§ EXERCISE BRIEF: Reproduce the data below from its first line up to and including the line containing "385, 1210, 668]", with no changes.

[Element boundary records]
-------
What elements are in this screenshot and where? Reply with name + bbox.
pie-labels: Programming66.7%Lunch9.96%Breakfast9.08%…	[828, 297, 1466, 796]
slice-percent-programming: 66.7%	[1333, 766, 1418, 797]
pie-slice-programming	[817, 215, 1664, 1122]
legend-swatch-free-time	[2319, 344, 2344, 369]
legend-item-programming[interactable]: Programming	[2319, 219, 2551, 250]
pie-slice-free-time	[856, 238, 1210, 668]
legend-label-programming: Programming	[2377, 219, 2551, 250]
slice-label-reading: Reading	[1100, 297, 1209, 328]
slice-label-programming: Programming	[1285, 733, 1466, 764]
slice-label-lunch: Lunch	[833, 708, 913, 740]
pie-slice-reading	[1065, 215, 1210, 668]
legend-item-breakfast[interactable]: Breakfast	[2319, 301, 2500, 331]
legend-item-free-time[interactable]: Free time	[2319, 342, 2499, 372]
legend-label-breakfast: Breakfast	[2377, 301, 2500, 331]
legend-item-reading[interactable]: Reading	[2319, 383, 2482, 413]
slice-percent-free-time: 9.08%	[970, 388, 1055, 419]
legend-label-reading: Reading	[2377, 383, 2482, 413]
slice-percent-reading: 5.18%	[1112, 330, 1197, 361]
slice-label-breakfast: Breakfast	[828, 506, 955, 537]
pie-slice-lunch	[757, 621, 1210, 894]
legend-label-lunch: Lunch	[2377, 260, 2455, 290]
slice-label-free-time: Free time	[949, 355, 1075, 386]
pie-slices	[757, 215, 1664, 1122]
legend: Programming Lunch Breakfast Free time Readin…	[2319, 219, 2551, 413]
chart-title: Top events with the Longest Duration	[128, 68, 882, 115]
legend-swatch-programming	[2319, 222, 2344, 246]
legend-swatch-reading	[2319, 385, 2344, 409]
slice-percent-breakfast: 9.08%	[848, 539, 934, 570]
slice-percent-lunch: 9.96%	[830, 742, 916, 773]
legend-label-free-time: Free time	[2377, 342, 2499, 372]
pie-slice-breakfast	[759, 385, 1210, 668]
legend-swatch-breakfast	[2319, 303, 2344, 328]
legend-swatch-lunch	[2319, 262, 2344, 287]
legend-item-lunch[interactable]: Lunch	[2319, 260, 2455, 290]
-------
§ SOLVED PROBLEM:
What elements are in this screenshot and where? Reply with name + bbox.
pie-labels: Programming66.7%Lunch9.96%Breakfast9.08%…	[828, 297, 1466, 796]
slice-percent-programming: 66.7%	[1333, 766, 1418, 797]
pie-slice-programming	[817, 215, 1664, 1122]
legend-swatch-free-time	[2319, 344, 2344, 369]
legend-item-programming[interactable]: Programming	[2319, 219, 2551, 250]
pie-slice-free-time	[856, 238, 1210, 668]
legend-label-programming: Programming	[2377, 219, 2551, 250]
slice-label-reading: Reading	[1100, 297, 1209, 328]
slice-label-programming: Programming	[1285, 733, 1466, 764]
slice-label-lunch: Lunch	[833, 708, 913, 740]
pie-slice-reading	[1065, 215, 1210, 668]
legend-item-breakfast[interactable]: Breakfast	[2319, 301, 2500, 331]
legend-item-free-time[interactable]: Free time	[2319, 342, 2499, 372]
legend-label-breakfast: Breakfast	[2377, 301, 2500, 331]
legend-item-reading[interactable]: Reading	[2319, 383, 2482, 413]
slice-percent-free-time: 9.08%	[970, 388, 1055, 419]
legend-label-reading: Reading	[2377, 383, 2482, 413]
slice-percent-reading: 5.18%	[1112, 330, 1197, 361]
slice-label-breakfast: Breakfast	[828, 506, 955, 537]
pie-slice-lunch	[757, 621, 1210, 894]
legend-label-lunch: Lunch	[2377, 260, 2455, 290]
slice-label-free-time: Free time	[949, 355, 1075, 386]
pie-slices	[757, 215, 1664, 1122]
legend: Programming Lunch Breakfast Free time Readin…	[2319, 219, 2551, 413]
chart-title: Top events with the Longest Duration	[128, 68, 882, 115]
legend-swatch-programming	[2319, 222, 2344, 246]
legend-swatch-reading	[2319, 385, 2344, 409]
slice-percent-breakfast: 9.08%	[848, 539, 934, 570]
slice-percent-lunch: 9.96%	[830, 742, 916, 773]
legend-label-free-time: Free time	[2377, 342, 2499, 372]
pie-slice-breakfast	[759, 385, 1210, 668]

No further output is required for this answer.